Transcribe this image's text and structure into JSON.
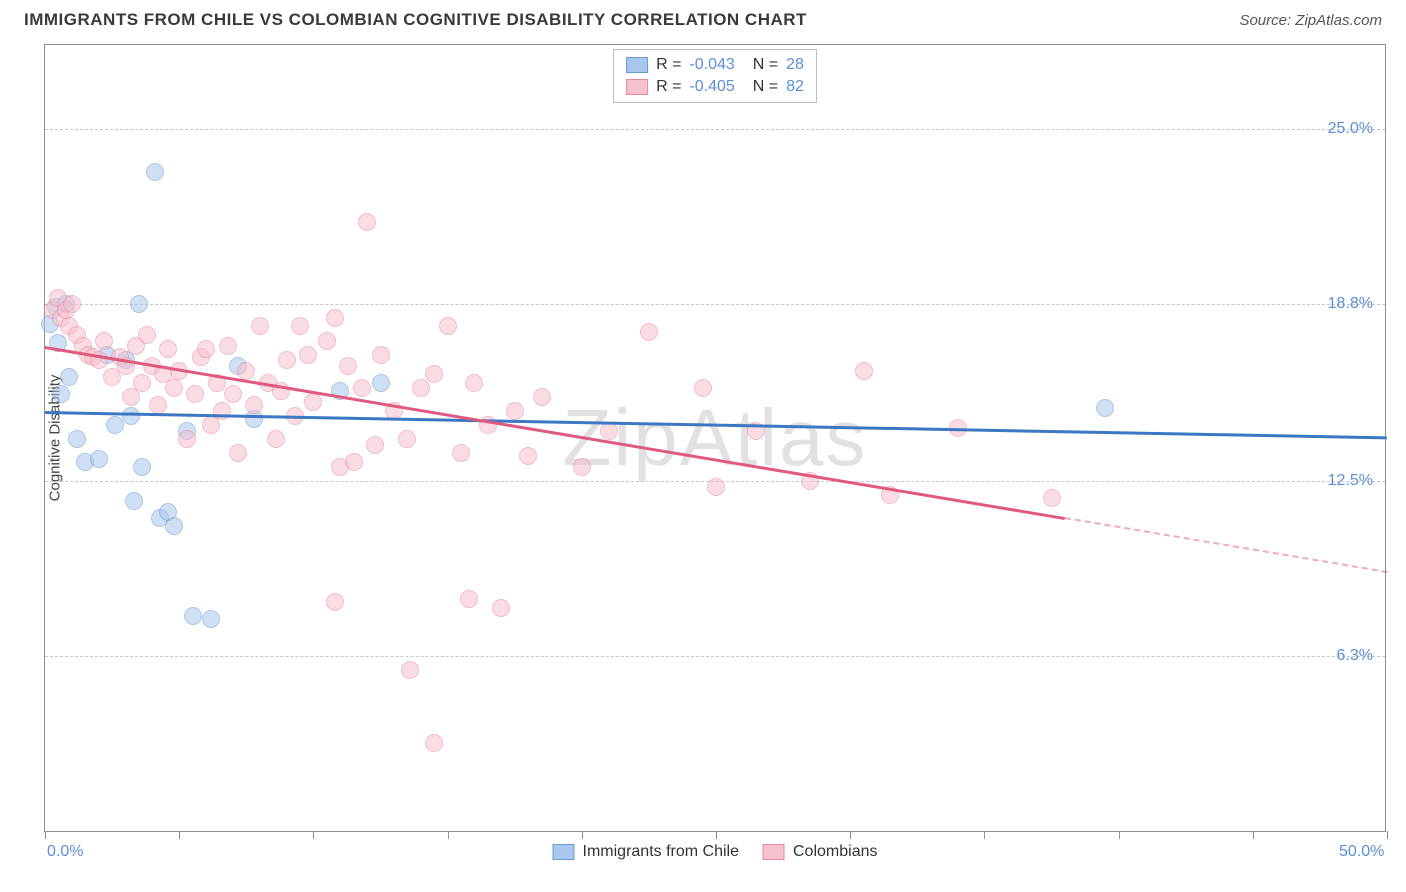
{
  "title": "IMMIGRANTS FROM CHILE VS COLOMBIAN COGNITIVE DISABILITY CORRELATION CHART",
  "source": "Source: ZipAtlas.com",
  "watermark": "ZipAtlas",
  "ylabel": "Cognitive Disability",
  "chart": {
    "type": "scatter",
    "xlim": [
      0,
      50
    ],
    "ylim": [
      0,
      28
    ],
    "background_color": "#ffffff",
    "grid_color": "#c8c8c8",
    "border_color": "#8f8f8f",
    "yticks": [
      {
        "v": 6.3,
        "label": "6.3%"
      },
      {
        "v": 12.5,
        "label": "12.5%"
      },
      {
        "v": 18.8,
        "label": "18.8%"
      },
      {
        "v": 25.0,
        "label": "25.0%"
      }
    ],
    "xticks": [
      0,
      5,
      10,
      15,
      20,
      25,
      30,
      35,
      40,
      45,
      50
    ],
    "xlabels": [
      {
        "v": 0,
        "label": "0.0%"
      },
      {
        "v": 50,
        "label": "50.0%"
      }
    ],
    "point_radius": 9,
    "point_opacity": 0.55,
    "series": [
      {
        "name": "Immigrants from Chile",
        "color_fill": "#a9c6ec",
        "color_stroke": "#6d9ad4",
        "line_color": "#3c78c3",
        "R": "-0.043",
        "N": "28",
        "trend": {
          "x1": 0,
          "y1": 15.0,
          "x2": 50,
          "y2": 14.1,
          "solid_end_x": 50
        },
        "points": [
          [
            0.2,
            18.1
          ],
          [
            0.4,
            18.7
          ],
          [
            0.5,
            17.4
          ],
          [
            0.8,
            18.8
          ],
          [
            0.6,
            15.6
          ],
          [
            0.9,
            16.2
          ],
          [
            1.2,
            14.0
          ],
          [
            1.5,
            13.2
          ],
          [
            2.0,
            13.3
          ],
          [
            2.3,
            17.0
          ],
          [
            2.6,
            14.5
          ],
          [
            3.0,
            16.8
          ],
          [
            3.2,
            14.8
          ],
          [
            3.3,
            11.8
          ],
          [
            3.6,
            13.0
          ],
          [
            4.1,
            23.5
          ],
          [
            4.3,
            11.2
          ],
          [
            4.6,
            11.4
          ],
          [
            4.8,
            10.9
          ],
          [
            5.3,
            14.3
          ],
          [
            5.5,
            7.7
          ],
          [
            6.2,
            7.6
          ],
          [
            7.2,
            16.6
          ],
          [
            7.8,
            14.7
          ],
          [
            11.0,
            15.7
          ],
          [
            12.5,
            16.0
          ],
          [
            39.5,
            15.1
          ],
          [
            3.5,
            18.8
          ]
        ]
      },
      {
        "name": "Colombians",
        "color_fill": "#f6c1cd",
        "color_stroke": "#e98aa2",
        "line_color": "#e05a7e",
        "R": "-0.405",
        "N": "82",
        "trend": {
          "x1": 0,
          "y1": 17.3,
          "x2": 50,
          "y2": 9.3,
          "solid_end_x": 38
        },
        "points": [
          [
            0.3,
            18.6
          ],
          [
            0.5,
            19.0
          ],
          [
            0.6,
            18.3
          ],
          [
            0.8,
            18.6
          ],
          [
            0.9,
            18.0
          ],
          [
            1.0,
            18.8
          ],
          [
            1.2,
            17.7
          ],
          [
            1.4,
            17.3
          ],
          [
            1.6,
            17.0
          ],
          [
            1.8,
            16.9
          ],
          [
            2.0,
            16.8
          ],
          [
            2.2,
            17.5
          ],
          [
            2.5,
            16.2
          ],
          [
            2.8,
            16.9
          ],
          [
            3.0,
            16.6
          ],
          [
            3.2,
            15.5
          ],
          [
            3.4,
            17.3
          ],
          [
            3.6,
            16.0
          ],
          [
            3.8,
            17.7
          ],
          [
            4.0,
            16.6
          ],
          [
            4.2,
            15.2
          ],
          [
            4.4,
            16.3
          ],
          [
            4.6,
            17.2
          ],
          [
            4.8,
            15.8
          ],
          [
            5.0,
            16.4
          ],
          [
            5.3,
            14.0
          ],
          [
            5.6,
            15.6
          ],
          [
            5.8,
            16.9
          ],
          [
            6.0,
            17.2
          ],
          [
            6.2,
            14.5
          ],
          [
            6.4,
            16.0
          ],
          [
            6.6,
            15.0
          ],
          [
            6.8,
            17.3
          ],
          [
            7.0,
            15.6
          ],
          [
            7.2,
            13.5
          ],
          [
            7.5,
            16.4
          ],
          [
            7.8,
            15.2
          ],
          [
            8.0,
            18.0
          ],
          [
            8.3,
            16.0
          ],
          [
            8.6,
            14.0
          ],
          [
            8.8,
            15.7
          ],
          [
            9.0,
            16.8
          ],
          [
            9.3,
            14.8
          ],
          [
            9.5,
            18.0
          ],
          [
            9.8,
            17.0
          ],
          [
            10.0,
            15.3
          ],
          [
            10.5,
            17.5
          ],
          [
            10.8,
            18.3
          ],
          [
            11.0,
            13.0
          ],
          [
            11.3,
            16.6
          ],
          [
            11.5,
            13.2
          ],
          [
            11.8,
            15.8
          ],
          [
            12.0,
            21.7
          ],
          [
            12.3,
            13.8
          ],
          [
            12.5,
            17.0
          ],
          [
            13.0,
            15.0
          ],
          [
            13.5,
            14.0
          ],
          [
            13.6,
            5.8
          ],
          [
            14.0,
            15.8
          ],
          [
            14.5,
            16.3
          ],
          [
            15.0,
            18.0
          ],
          [
            15.5,
            13.5
          ],
          [
            15.8,
            8.3
          ],
          [
            16.0,
            16.0
          ],
          [
            16.5,
            14.5
          ],
          [
            17.0,
            8.0
          ],
          [
            17.5,
            15.0
          ],
          [
            18.0,
            13.4
          ],
          [
            18.5,
            15.5
          ],
          [
            14.5,
            3.2
          ],
          [
            20.0,
            13.0
          ],
          [
            21.0,
            14.3
          ],
          [
            22.5,
            17.8
          ],
          [
            24.5,
            15.8
          ],
          [
            25.0,
            12.3
          ],
          [
            26.5,
            14.3
          ],
          [
            28.5,
            12.5
          ],
          [
            30.5,
            16.4
          ],
          [
            31.5,
            12.0
          ],
          [
            34.0,
            14.4
          ],
          [
            37.5,
            11.9
          ],
          [
            10.8,
            8.2
          ]
        ]
      }
    ]
  }
}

━━━━

Set down every entry word for word, but omit the pictures.

Transcribe this image's text and structure into JSON.
{
  "title": "IMMIGRANTS FROM CHILE VS COLOMBIAN COGNITIVE DISABILITY CORRELATION CHART",
  "source": "Source: ZipAtlas.com",
  "watermark": "ZipAtlas",
  "ylabel": "Cognitive Disability",
  "chart": {
    "type": "scatter",
    "xlim": [
      0,
      50
    ],
    "ylim": [
      0,
      28
    ],
    "background_color": "#ffffff",
    "grid_color": "#c8c8c8",
    "border_color": "#8f8f8f",
    "yticks": [
      {
        "v": 6.3,
        "label": "6.3%"
      },
      {
        "v": 12.5,
        "label": "12.5%"
      },
      {
        "v": 18.8,
        "label": "18.8%"
      },
      {
        "v": 25.0,
        "label": "25.0%"
      }
    ],
    "xticks": [
      0,
      5,
      10,
      15,
      20,
      25,
      30,
      35,
      40,
      45,
      50
    ],
    "xlabels": [
      {
        "v": 0,
        "label": "0.0%"
      },
      {
        "v": 50,
        "label": "50.0%"
      }
    ],
    "point_radius": 9,
    "point_opacity": 0.55,
    "series": [
      {
        "name": "Immigrants from Chile",
        "color_fill": "#a9c6ec",
        "color_stroke": "#6d9ad4",
        "line_color": "#3c78c3",
        "R": "-0.043",
        "N": "28",
        "trend": {
          "x1": 0,
          "y1": 15.0,
          "x2": 50,
          "y2": 14.1,
          "solid_end_x": 50
        },
        "points": [
          [
            0.2,
            18.1
          ],
          [
            0.4,
            18.7
          ],
          [
            0.5,
            17.4
          ],
          [
            0.8,
            18.8
          ],
          [
            0.6,
            15.6
          ],
          [
            0.9,
            16.2
          ],
          [
            1.2,
            14.0
          ],
          [
            1.5,
            13.2
          ],
          [
            2.0,
            13.3
          ],
          [
            2.3,
            17.0
          ],
          [
            2.6,
            14.5
          ],
          [
            3.0,
            16.8
          ],
          [
            3.2,
            14.8
          ],
          [
            3.3,
            11.8
          ],
          [
            3.6,
            13.0
          ],
          [
            4.1,
            23.5
          ],
          [
            4.3,
            11.2
          ],
          [
            4.6,
            11.4
          ],
          [
            4.8,
            10.9
          ],
          [
            5.3,
            14.3
          ],
          [
            5.5,
            7.7
          ],
          [
            6.2,
            7.6
          ],
          [
            7.2,
            16.6
          ],
          [
            7.8,
            14.7
          ],
          [
            11.0,
            15.7
          ],
          [
            12.5,
            16.0
          ],
          [
            39.5,
            15.1
          ],
          [
            3.5,
            18.8
          ]
        ]
      },
      {
        "name": "Colombians",
        "color_fill": "#f6c1cd",
        "color_stroke": "#e98aa2",
        "line_color": "#e05a7e",
        "R": "-0.405",
        "N": "82",
        "trend": {
          "x1": 0,
          "y1": 17.3,
          "x2": 50,
          "y2": 9.3,
          "solid_end_x": 38
        },
        "points": [
          [
            0.3,
            18.6
          ],
          [
            0.5,
            19.0
          ],
          [
            0.6,
            18.3
          ],
          [
            0.8,
            18.6
          ],
          [
            0.9,
            18.0
          ],
          [
            1.0,
            18.8
          ],
          [
            1.2,
            17.7
          ],
          [
            1.4,
            17.3
          ],
          [
            1.6,
            17.0
          ],
          [
            1.8,
            16.9
          ],
          [
            2.0,
            16.8
          ],
          [
            2.2,
            17.5
          ],
          [
            2.5,
            16.2
          ],
          [
            2.8,
            16.9
          ],
          [
            3.0,
            16.6
          ],
          [
            3.2,
            15.5
          ],
          [
            3.4,
            17.3
          ],
          [
            3.6,
            16.0
          ],
          [
            3.8,
            17.7
          ],
          [
            4.0,
            16.6
          ],
          [
            4.2,
            15.2
          ],
          [
            4.4,
            16.3
          ],
          [
            4.6,
            17.2
          ],
          [
            4.8,
            15.8
          ],
          [
            5.0,
            16.4
          ],
          [
            5.3,
            14.0
          ],
          [
            5.6,
            15.6
          ],
          [
            5.8,
            16.9
          ],
          [
            6.0,
            17.2
          ],
          [
            6.2,
            14.5
          ],
          [
            6.4,
            16.0
          ],
          [
            6.6,
            15.0
          ],
          [
            6.8,
            17.3
          ],
          [
            7.0,
            15.6
          ],
          [
            7.2,
            13.5
          ],
          [
            7.5,
            16.4
          ],
          [
            7.8,
            15.2
          ],
          [
            8.0,
            18.0
          ],
          [
            8.3,
            16.0
          ],
          [
            8.6,
            14.0
          ],
          [
            8.8,
            15.7
          ],
          [
            9.0,
            16.8
          ],
          [
            9.3,
            14.8
          ],
          [
            9.5,
            18.0
          ],
          [
            9.8,
            17.0
          ],
          [
            10.0,
            15.3
          ],
          [
            10.5,
            17.5
          ],
          [
            10.8,
            18.3
          ],
          [
            11.0,
            13.0
          ],
          [
            11.3,
            16.6
          ],
          [
            11.5,
            13.2
          ],
          [
            11.8,
            15.8
          ],
          [
            12.0,
            21.7
          ],
          [
            12.3,
            13.8
          ],
          [
            12.5,
            17.0
          ],
          [
            13.0,
            15.0
          ],
          [
            13.5,
            14.0
          ],
          [
            13.6,
            5.8
          ],
          [
            14.0,
            15.8
          ],
          [
            14.5,
            16.3
          ],
          [
            15.0,
            18.0
          ],
          [
            15.5,
            13.5
          ],
          [
            15.8,
            8.3
          ],
          [
            16.0,
            16.0
          ],
          [
            16.5,
            14.5
          ],
          [
            17.0,
            8.0
          ],
          [
            17.5,
            15.0
          ],
          [
            18.0,
            13.4
          ],
          [
            18.5,
            15.5
          ],
          [
            14.5,
            3.2
          ],
          [
            20.0,
            13.0
          ],
          [
            21.0,
            14.3
          ],
          [
            22.5,
            17.8
          ],
          [
            24.5,
            15.8
          ],
          [
            25.0,
            12.3
          ],
          [
            26.5,
            14.3
          ],
          [
            28.5,
            12.5
          ],
          [
            30.5,
            16.4
          ],
          [
            31.5,
            12.0
          ],
          [
            34.0,
            14.4
          ],
          [
            37.5,
            11.9
          ],
          [
            10.8,
            8.2
          ]
        ]
      }
    ]
  }
}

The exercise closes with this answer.